▶ [PROBLEM DESCRIPTION] Each line of the listing that contains the word "name" is to be copied.

───── SOURCE DATA ─────

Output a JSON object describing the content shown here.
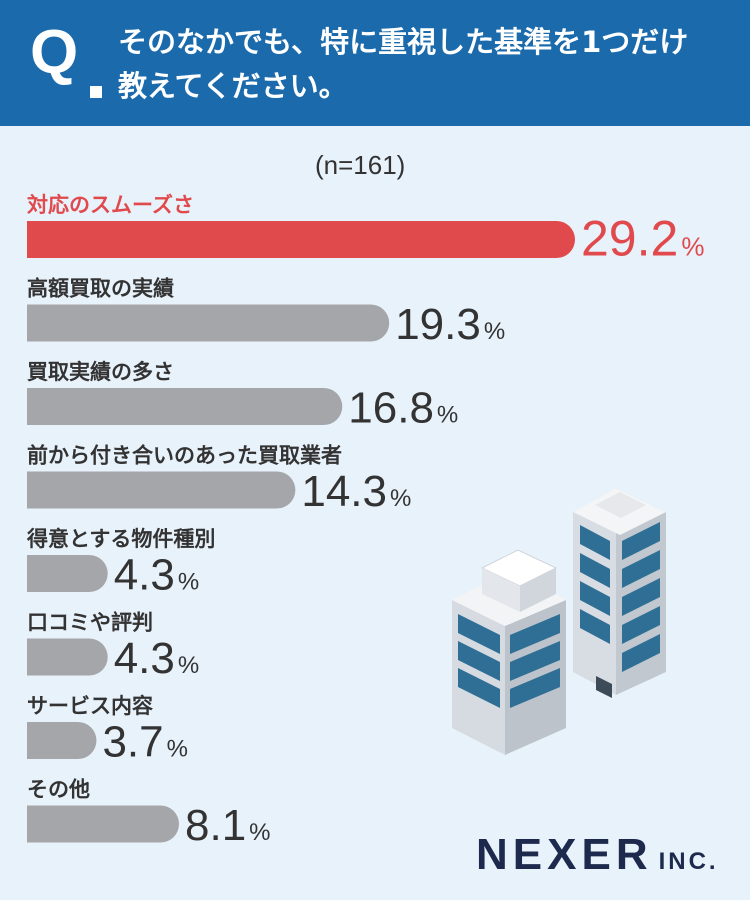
{
  "header": {
    "q_mark": "Q",
    "question_line1": "そのなかでも、特に重視した基準を1つだけ",
    "question_line2": "教えてください。"
  },
  "sample": "(n=161)",
  "logo": {
    "main": "NEXER",
    "suffix": "INC."
  },
  "colors": {
    "header_bg": "#1a6aac",
    "highlight": "#e04a4d",
    "bar_gray": "#a5a6a9",
    "text_dark": "#333333",
    "background": "#e8f2fb"
  },
  "illustration": "office-buildings-icon",
  "chart_data": {
    "type": "bar",
    "orientation": "horizontal",
    "unit": "%",
    "xlim": [
      0,
      29.2
    ],
    "categories": [
      "対応のスムーズさ",
      "高額買取の実績",
      "買取実績の多さ",
      "前から付き合いのあった買取業者",
      "得意とする物件種別",
      "口コミや評判",
      "サービス内容",
      "その他"
    ],
    "values": [
      29.2,
      19.3,
      16.8,
      14.3,
      4.3,
      4.3,
      3.7,
      8.1
    ],
    "labels": [
      "29.2",
      "19.3",
      "16.8",
      "14.3",
      "4.3",
      "4.3",
      "3.7",
      "8.1"
    ],
    "highlight_index": 0
  }
}
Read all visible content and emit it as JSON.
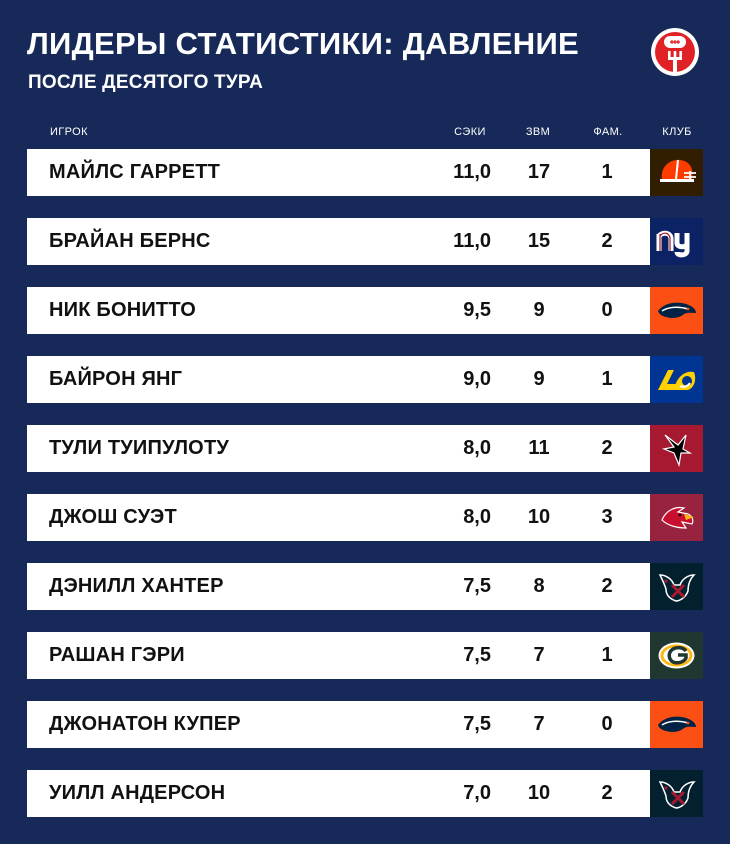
{
  "header": {
    "title": "ЛИДЕРЫ СТАТИСТИКИ: ДАВЛЕНИЕ",
    "subtitle": "ПОСЛЕ ДЕСЯТОГО ТУРА",
    "logo_icon": "football-fork-logo-icon"
  },
  "columns": {
    "player": "ИГРОК",
    "sacks": "СЭКИ",
    "qb_hits": "ЗВМ",
    "tfl": "ФАМ.",
    "club": "КЛУБ"
  },
  "rows": [
    {
      "name": "МАЙЛС ГАРРЕТТ",
      "sacks": "11,0",
      "qb_hits": "17",
      "tfl": "1",
      "team_icon": "cleveland-browns-helmet-icon",
      "team_color": "#311D00"
    },
    {
      "name": "БРАЙАН БЕРНС",
      "sacks": "11,0",
      "qb_hits": "15",
      "tfl": "2",
      "team_icon": "new-york-giants-ny-icon",
      "team_color": "#0B2265"
    },
    {
      "name": "НИК БОНИТТО",
      "sacks": "9,5",
      "qb_hits": "9",
      "tfl": "0",
      "team_icon": "denver-broncos-horse-icon",
      "team_color": "#FB4F14"
    },
    {
      "name": "БАЙРОН ЯНГ",
      "sacks": "9,0",
      "qb_hits": "9",
      "tfl": "1",
      "team_icon": "los-angeles-rams-la-icon",
      "team_color": "#003594"
    },
    {
      "name": "ТУЛИ ТУИПУЛОТУ",
      "sacks": "8,0",
      "qb_hits": "11",
      "tfl": "2",
      "team_icon": "atlanta-falcons-falcon-icon",
      "team_color": "#A71930"
    },
    {
      "name": "ДЖОШ СУЭТ",
      "sacks": "8,0",
      "qb_hits": "10",
      "tfl": "3",
      "team_icon": "arizona-cardinals-bird-icon",
      "team_color": "#97233F"
    },
    {
      "name": "ДЭНИЛЛ ХАНТЕР",
      "sacks": "7,5",
      "qb_hits": "8",
      "tfl": "2",
      "team_icon": "houston-texans-bull-icon",
      "team_color": "#03202F"
    },
    {
      "name": "РАШАН ГЭРИ",
      "sacks": "7,5",
      "qb_hits": "7",
      "tfl": "1",
      "team_icon": "green-bay-packers-g-icon",
      "team_color": "#203731"
    },
    {
      "name": "ДЖОНАТОН КУПЕР",
      "sacks": "7,5",
      "qb_hits": "7",
      "tfl": "0",
      "team_icon": "denver-broncos-horse-icon",
      "team_color": "#FB4F14"
    },
    {
      "name": "УИЛЛ АНДЕРСОН",
      "sacks": "7,0",
      "qb_hits": "10",
      "tfl": "2",
      "team_icon": "houston-texans-bull-icon",
      "team_color": "#03202F"
    }
  ],
  "colors": {
    "background": "#162958",
    "row_background": "#FFFFFF",
    "text_dark": "#111111",
    "accent_red": "#E02226"
  }
}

─────

▶ [WRITTEN SOLUTION]
      "name": "МАЙЛС ГАРРЕТТ",
      "name": "БРАЙАН БЕРНС",
      "name": "НИК БОНИТТО",
      "name": "БАЙРОН ЯНГ",
      "name": "ТУЛИ ТУИПУЛОТУ",
      "name": "ДЖОШ СУЭТ",
      "name": "ДЭНИЛЛ ХАНТЕР",
      "name": "РАШАН ГЭРИ",
      "name": "ДЖОНАТОН КУПЕР",
      "name": "УИЛЛ АНДЕРСОН",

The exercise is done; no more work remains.